— What is asked —
Write out the records below once more, exactly as they stand.

## START Provided information

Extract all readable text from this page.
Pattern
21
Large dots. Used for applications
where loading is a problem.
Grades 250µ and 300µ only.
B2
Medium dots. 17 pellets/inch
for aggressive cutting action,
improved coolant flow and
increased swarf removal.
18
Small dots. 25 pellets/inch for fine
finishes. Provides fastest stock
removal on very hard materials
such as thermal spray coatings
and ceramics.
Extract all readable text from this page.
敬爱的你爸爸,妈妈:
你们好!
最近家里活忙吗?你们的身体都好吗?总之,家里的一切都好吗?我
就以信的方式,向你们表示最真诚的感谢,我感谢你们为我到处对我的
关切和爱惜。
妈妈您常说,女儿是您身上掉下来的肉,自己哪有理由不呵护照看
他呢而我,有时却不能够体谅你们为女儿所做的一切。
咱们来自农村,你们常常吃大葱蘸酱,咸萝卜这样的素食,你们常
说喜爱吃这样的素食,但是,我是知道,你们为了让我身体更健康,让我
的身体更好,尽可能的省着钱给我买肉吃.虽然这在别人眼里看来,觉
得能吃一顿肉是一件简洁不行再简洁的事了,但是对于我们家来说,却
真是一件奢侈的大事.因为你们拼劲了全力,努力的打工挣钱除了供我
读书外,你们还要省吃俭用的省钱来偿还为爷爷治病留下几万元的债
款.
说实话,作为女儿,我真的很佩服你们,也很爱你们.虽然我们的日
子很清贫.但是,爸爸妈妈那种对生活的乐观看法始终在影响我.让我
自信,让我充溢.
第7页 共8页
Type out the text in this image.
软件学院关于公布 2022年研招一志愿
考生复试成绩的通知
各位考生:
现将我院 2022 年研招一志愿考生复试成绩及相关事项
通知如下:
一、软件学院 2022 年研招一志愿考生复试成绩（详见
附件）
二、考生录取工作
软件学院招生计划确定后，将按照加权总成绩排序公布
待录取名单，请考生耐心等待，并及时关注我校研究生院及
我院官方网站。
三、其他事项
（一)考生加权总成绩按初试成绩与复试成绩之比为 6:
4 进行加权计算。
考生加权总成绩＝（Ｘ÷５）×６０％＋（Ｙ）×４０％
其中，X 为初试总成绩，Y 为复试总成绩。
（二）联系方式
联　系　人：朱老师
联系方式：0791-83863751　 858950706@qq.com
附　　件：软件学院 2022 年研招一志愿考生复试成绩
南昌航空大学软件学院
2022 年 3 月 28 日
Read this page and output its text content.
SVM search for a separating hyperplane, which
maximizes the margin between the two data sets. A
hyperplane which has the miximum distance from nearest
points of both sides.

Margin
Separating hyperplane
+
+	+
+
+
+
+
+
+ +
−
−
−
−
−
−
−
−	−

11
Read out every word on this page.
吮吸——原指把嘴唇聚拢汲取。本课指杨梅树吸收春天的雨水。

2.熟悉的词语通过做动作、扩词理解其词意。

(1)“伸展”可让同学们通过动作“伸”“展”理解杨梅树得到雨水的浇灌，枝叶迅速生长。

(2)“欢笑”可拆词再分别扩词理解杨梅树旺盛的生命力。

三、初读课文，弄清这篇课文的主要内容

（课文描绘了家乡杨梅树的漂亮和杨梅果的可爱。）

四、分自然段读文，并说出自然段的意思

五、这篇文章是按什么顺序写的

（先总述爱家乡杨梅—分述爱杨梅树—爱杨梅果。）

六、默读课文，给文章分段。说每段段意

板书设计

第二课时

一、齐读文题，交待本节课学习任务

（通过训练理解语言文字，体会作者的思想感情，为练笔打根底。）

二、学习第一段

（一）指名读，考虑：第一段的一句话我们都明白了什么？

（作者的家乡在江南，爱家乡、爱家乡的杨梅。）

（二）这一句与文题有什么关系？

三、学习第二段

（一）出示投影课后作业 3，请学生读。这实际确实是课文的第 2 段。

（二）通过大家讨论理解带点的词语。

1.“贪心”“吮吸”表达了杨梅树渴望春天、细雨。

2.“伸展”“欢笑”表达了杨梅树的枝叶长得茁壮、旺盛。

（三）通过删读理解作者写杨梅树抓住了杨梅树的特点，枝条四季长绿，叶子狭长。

## END Provided information

— Completed task —
Extract all readable text from this page.
Pattern
21
Large dots. Used for applications
where loading is a problem.
Grades 250µ and 300µ only.
B2
Medium dots. 17 pellets/inch
for aggressive cutting action,
improved coolant flow and
increased swarf removal.
18
Small dots. 25 pellets/inch for fine
finishes. Provides fastest stock
removal on very hard materials
such as thermal spray coatings
and ceramics.
Extract all readable text from this page.
敬爱的你爸爸,妈妈:
你们好!
最近家里活忙吗?你们的身体都好吗?总之,家里的一切都好吗?我
就以信的方式,向你们表示最真诚的感谢,我感谢你们为我到处对我的
关切和爱惜。
妈妈您常说,女儿是您身上掉下来的肉,自己哪有理由不呵护照看
他呢而我,有时却不能够体谅你们为女儿所做的一切。
咱们来自农村,你们常常吃大葱蘸酱,咸萝卜这样的素食,你们常
说喜爱吃这样的素食,但是,我是知道,你们为了让我身体更健康,让我
的身体更好,尽可能的省着钱给我买肉吃.虽然这在别人眼里看来,觉
得能吃一顿肉是一件简洁不行再简洁的事了,但是对于我们家来说,却
真是一件奢侈的大事.因为你们拼劲了全力,努力的打工挣钱除了供我
读书外,你们还要省吃俭用的省钱来偿还为爷爷治病留下几万元的债
款.
说实话,作为女儿,我真的很佩服你们,也很爱你们.虽然我们的日
子很清贫.但是,爸爸妈妈那种对生活的乐观看法始终在影响我.让我
自信,让我充溢.
第7页 共8页
Type out the text in this image.
软件学院关于公布 2022年研招一志愿
考生复试成绩的通知
各位考生:
现将我院 2022 年研招一志愿考生复试成绩及相关事项
通知如下:
一、软件学院 2022 年研招一志愿考生复试成绩（详见
附件）
二、考生录取工作
软件学院招生计划确定后，将按照加权总成绩排序公布
待录取名单，请考生耐心等待，并及时关注我校研究生院及
我院官方网站。
三、其他事项
（一)考生加权总成绩按初试成绩与复试成绩之比为 6:
4 进行加权计算。
考生加权总成绩＝（Ｘ÷５）×６０％＋（Ｙ）×４０％
其中，X 为初试总成绩，Y 为复试总成绩。
（二）联系方式
联　系　人：朱老师
联系方式：0791-83863751　 858950706@qq.com
附　　件：软件学院 2022 年研招一志愿考生复试成绩
南昌航空大学软件学院
2022 年 3 月 28 日
Read this page and output its text content.
SVM search for a separating hyperplane, which
maximizes the margin between the two data sets. A
hyperplane which has the miximum distance from nearest
points of both sides.

Margin
Separating hyperplane
+
+	+
+
+
+
+
+
+ +
−
−
−
−
−
−
−
−	−

11
Read out every word on this page.
吮吸——原指把嘴唇聚拢汲取。本课指杨梅树吸收春天的雨水。

2.熟悉的词语通过做动作、扩词理解其词意。

(1)“伸展”可让同学们通过动作“伸”“展”理解杨梅树得到雨水的浇灌，枝叶迅速生长。

(2)“欢笑”可拆词再分别扩词理解杨梅树旺盛的生命力。

三、初读课文，弄清这篇课文的主要内容

（课文描绘了家乡杨梅树的漂亮和杨梅果的可爱。）

四、分自然段读文，并说出自然段的意思

五、这篇文章是按什么顺序写的

（先总述爱家乡杨梅—分述爱杨梅树—爱杨梅果。）

六、默读课文，给文章分段。说每段段意

板书设计

第二课时

一、齐读文题，交待本节课学习任务

（通过训练理解语言文字，体会作者的思想感情，为练笔打根底。）

二、学习第一段

（一）指名读，考虑：第一段的一句话我们都明白了什么？

（作者的家乡在江南，爱家乡、爱家乡的杨梅。）

（二）这一句与文题有什么关系？

三、学习第二段

（一）出示投影课后作业 3，请学生读。这实际确实是课文的第 2 段。

（二）通过大家讨论理解带点的词语。

1.“贪心”“吮吸”表达了杨梅树渴望春天、细雨。

2.“伸展”“欢笑”表达了杨梅树的枝叶长得茁壮、旺盛。

（三）通过删读理解作者写杨梅树抓住了杨梅树的特点，枝条四季长绿，叶子狭长。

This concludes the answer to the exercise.